Layout annotation data
§
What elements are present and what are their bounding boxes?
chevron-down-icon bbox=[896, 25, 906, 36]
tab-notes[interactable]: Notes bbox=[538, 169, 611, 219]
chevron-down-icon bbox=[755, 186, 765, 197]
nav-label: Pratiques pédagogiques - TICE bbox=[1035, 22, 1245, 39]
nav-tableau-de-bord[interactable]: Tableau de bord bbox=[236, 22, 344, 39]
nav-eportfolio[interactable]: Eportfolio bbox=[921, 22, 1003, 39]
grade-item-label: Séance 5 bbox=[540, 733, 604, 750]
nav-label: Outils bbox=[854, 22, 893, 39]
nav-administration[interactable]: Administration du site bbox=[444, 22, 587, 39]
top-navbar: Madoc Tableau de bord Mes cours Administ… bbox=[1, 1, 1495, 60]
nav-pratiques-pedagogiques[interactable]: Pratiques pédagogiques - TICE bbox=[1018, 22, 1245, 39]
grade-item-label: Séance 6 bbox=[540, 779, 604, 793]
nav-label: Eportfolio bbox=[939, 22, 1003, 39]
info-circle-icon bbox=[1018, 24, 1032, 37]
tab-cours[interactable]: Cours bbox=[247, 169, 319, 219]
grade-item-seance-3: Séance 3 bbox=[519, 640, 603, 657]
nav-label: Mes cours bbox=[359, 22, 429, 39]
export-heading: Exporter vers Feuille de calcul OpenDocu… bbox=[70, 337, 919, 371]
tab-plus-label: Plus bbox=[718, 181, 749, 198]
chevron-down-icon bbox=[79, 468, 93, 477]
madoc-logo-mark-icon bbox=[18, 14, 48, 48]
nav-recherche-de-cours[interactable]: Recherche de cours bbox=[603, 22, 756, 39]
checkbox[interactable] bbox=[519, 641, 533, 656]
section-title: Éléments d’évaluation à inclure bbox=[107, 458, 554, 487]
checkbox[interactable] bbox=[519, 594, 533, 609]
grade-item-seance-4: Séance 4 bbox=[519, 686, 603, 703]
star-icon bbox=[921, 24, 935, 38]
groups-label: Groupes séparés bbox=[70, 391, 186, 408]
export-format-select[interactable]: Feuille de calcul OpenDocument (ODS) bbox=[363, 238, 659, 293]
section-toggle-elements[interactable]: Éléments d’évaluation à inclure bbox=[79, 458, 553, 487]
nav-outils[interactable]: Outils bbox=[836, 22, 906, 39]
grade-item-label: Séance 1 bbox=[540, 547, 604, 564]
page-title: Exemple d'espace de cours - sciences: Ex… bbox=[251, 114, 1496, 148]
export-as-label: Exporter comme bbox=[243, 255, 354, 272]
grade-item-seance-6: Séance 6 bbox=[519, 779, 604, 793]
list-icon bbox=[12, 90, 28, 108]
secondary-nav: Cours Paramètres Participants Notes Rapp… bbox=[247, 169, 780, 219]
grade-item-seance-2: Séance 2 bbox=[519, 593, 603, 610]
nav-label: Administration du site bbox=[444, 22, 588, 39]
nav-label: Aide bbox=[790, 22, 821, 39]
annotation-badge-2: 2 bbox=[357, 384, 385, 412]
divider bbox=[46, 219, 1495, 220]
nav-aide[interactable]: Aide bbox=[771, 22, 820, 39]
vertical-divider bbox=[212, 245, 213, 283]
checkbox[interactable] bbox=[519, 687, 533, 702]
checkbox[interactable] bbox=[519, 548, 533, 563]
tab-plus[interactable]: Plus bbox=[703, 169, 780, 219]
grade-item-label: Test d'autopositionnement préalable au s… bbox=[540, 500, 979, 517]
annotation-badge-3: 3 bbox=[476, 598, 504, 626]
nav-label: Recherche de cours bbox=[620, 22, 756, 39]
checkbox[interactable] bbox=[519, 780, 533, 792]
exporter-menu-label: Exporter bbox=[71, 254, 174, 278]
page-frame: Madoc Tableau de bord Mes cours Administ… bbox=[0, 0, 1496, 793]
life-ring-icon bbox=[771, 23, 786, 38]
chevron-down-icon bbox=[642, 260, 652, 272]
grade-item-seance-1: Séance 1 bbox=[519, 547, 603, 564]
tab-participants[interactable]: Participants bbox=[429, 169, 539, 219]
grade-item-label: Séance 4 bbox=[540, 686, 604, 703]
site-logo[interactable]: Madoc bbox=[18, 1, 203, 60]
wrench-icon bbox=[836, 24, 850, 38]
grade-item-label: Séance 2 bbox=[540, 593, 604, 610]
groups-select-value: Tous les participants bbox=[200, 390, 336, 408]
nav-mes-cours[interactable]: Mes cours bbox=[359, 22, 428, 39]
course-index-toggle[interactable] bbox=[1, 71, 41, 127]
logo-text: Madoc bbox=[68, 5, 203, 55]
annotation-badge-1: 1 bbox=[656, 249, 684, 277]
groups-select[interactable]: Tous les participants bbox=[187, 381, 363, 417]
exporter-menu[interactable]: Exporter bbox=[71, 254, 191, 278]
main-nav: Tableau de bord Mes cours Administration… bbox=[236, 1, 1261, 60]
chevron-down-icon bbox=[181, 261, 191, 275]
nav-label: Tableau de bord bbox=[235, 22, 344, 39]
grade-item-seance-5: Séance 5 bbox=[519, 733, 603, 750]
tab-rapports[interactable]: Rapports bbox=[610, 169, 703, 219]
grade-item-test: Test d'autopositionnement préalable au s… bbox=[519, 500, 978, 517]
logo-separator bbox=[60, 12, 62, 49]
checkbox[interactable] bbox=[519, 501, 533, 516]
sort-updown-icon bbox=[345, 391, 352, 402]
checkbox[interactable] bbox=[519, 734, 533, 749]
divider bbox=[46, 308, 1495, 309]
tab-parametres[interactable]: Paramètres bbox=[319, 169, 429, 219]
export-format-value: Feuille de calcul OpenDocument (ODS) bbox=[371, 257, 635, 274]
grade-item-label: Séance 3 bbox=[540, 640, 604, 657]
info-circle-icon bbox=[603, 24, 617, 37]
§
▸ What is asked
Reproduce every one of the items above without changing a single character.

▸ Task answer
What elements are present and what are their bounding boxes?
chevron-down-icon bbox=[896, 25, 906, 36]
tab-notes[interactable]: Notes bbox=[538, 169, 611, 219]
chevron-down-icon bbox=[755, 186, 765, 197]
nav-label: Pratiques pédagogiques - TICE bbox=[1035, 22, 1245, 39]
nav-tableau-de-bord[interactable]: Tableau de bord bbox=[236, 22, 344, 39]
nav-eportfolio[interactable]: Eportfolio bbox=[921, 22, 1003, 39]
grade-item-label: Séance 5 bbox=[540, 733, 604, 750]
nav-label: Outils bbox=[854, 22, 893, 39]
nav-administration[interactable]: Administration du site bbox=[444, 22, 587, 39]
top-navbar: Madoc Tableau de bord Mes cours Administ… bbox=[1, 1, 1495, 60]
nav-pratiques-pedagogiques[interactable]: Pratiques pédagogiques - TICE bbox=[1018, 22, 1245, 39]
grade-item-label: Séance 6 bbox=[540, 779, 604, 793]
nav-label: Eportfolio bbox=[939, 22, 1003, 39]
info-circle-icon bbox=[1018, 24, 1032, 37]
tab-cours[interactable]: Cours bbox=[247, 169, 319, 219]
grade-item-seance-3: Séance 3 bbox=[519, 640, 603, 657]
nav-label: Mes cours bbox=[359, 22, 429, 39]
export-heading: Exporter vers Feuille de calcul OpenDocu… bbox=[70, 337, 919, 371]
tab-plus-label: Plus bbox=[718, 181, 749, 198]
chevron-down-icon bbox=[79, 468, 93, 477]
madoc-logo-mark-icon bbox=[18, 14, 48, 48]
nav-recherche-de-cours[interactable]: Recherche de cours bbox=[603, 22, 756, 39]
checkbox[interactable] bbox=[519, 641, 533, 656]
section-title: Éléments d’évaluation à inclure bbox=[107, 458, 554, 487]
checkbox[interactable] bbox=[519, 594, 533, 609]
grade-item-seance-4: Séance 4 bbox=[519, 686, 603, 703]
star-icon bbox=[921, 24, 935, 38]
groups-label: Groupes séparés bbox=[70, 391, 186, 408]
export-format-select[interactable]: Feuille de calcul OpenDocument (ODS) bbox=[363, 238, 659, 293]
section-toggle-elements[interactable]: Éléments d’évaluation à inclure bbox=[79, 458, 553, 487]
nav-outils[interactable]: Outils bbox=[836, 22, 906, 39]
grade-item-label: Séance 1 bbox=[540, 547, 604, 564]
page-title: Exemple d'espace de cours - sciences: Ex… bbox=[251, 114, 1496, 148]
export-as-label: Exporter comme bbox=[243, 255, 354, 272]
grade-item-seance-6: Séance 6 bbox=[519, 779, 604, 793]
list-icon bbox=[12, 90, 28, 108]
secondary-nav: Cours Paramètres Participants Notes Rapp… bbox=[247, 169, 780, 219]
grade-item-seance-2: Séance 2 bbox=[519, 593, 603, 610]
nav-label: Administration du site bbox=[444, 22, 588, 39]
nav-label: Aide bbox=[790, 22, 821, 39]
annotation-badge-2: 2 bbox=[357, 384, 385, 412]
divider bbox=[46, 219, 1495, 220]
nav-aide[interactable]: Aide bbox=[771, 22, 820, 39]
vertical-divider bbox=[212, 245, 213, 283]
checkbox[interactable] bbox=[519, 687, 533, 702]
checkbox[interactable] bbox=[519, 548, 533, 563]
tab-plus[interactable]: Plus bbox=[703, 169, 780, 219]
grade-item-label: Test d'autopositionnement préalable au s… bbox=[540, 500, 979, 517]
annotation-badge-3: 3 bbox=[476, 598, 504, 626]
nav-label: Recherche de cours bbox=[620, 22, 756, 39]
checkbox[interactable] bbox=[519, 780, 533, 792]
exporter-menu-label: Exporter bbox=[71, 254, 174, 278]
page-frame: Madoc Tableau de bord Mes cours Administ… bbox=[0, 0, 1496, 793]
life-ring-icon bbox=[771, 23, 786, 38]
chevron-down-icon bbox=[642, 260, 652, 272]
grade-item-seance-1: Séance 1 bbox=[519, 547, 603, 564]
tab-participants[interactable]: Participants bbox=[429, 169, 539, 219]
grade-item-label: Séance 4 bbox=[540, 686, 604, 703]
site-logo[interactable]: Madoc bbox=[18, 1, 203, 60]
wrench-icon bbox=[836, 24, 850, 38]
grade-item-label: Séance 2 bbox=[540, 593, 604, 610]
groups-select-value: Tous les participants bbox=[200, 390, 336, 408]
nav-mes-cours[interactable]: Mes cours bbox=[359, 22, 428, 39]
course-index-toggle[interactable] bbox=[1, 71, 41, 127]
logo-text: Madoc bbox=[68, 5, 203, 55]
annotation-badge-1: 1 bbox=[656, 249, 684, 277]
groups-select[interactable]: Tous les participants bbox=[187, 381, 363, 417]
exporter-menu[interactable]: Exporter bbox=[71, 254, 191, 278]
main-nav: Tableau de bord Mes cours Administration… bbox=[236, 1, 1261, 60]
chevron-down-icon bbox=[181, 261, 191, 275]
nav-label: Tableau de bord bbox=[235, 22, 344, 39]
grade-item-seance-5: Séance 5 bbox=[519, 733, 603, 750]
tab-rapports[interactable]: Rapports bbox=[610, 169, 703, 219]
grade-item-test: Test d'autopositionnement préalable au s… bbox=[519, 500, 978, 517]
logo-separator bbox=[60, 12, 62, 49]
checkbox[interactable] bbox=[519, 501, 533, 516]
sort-updown-icon bbox=[345, 391, 352, 402]
checkbox[interactable] bbox=[519, 734, 533, 749]
divider bbox=[46, 308, 1495, 309]
tab-parametres[interactable]: Paramètres bbox=[319, 169, 429, 219]
export-format-value: Feuille de calcul OpenDocument (ODS) bbox=[371, 257, 635, 274]
grade-item-label: Séance 3 bbox=[540, 640, 604, 657]
info-circle-icon bbox=[603, 24, 617, 37]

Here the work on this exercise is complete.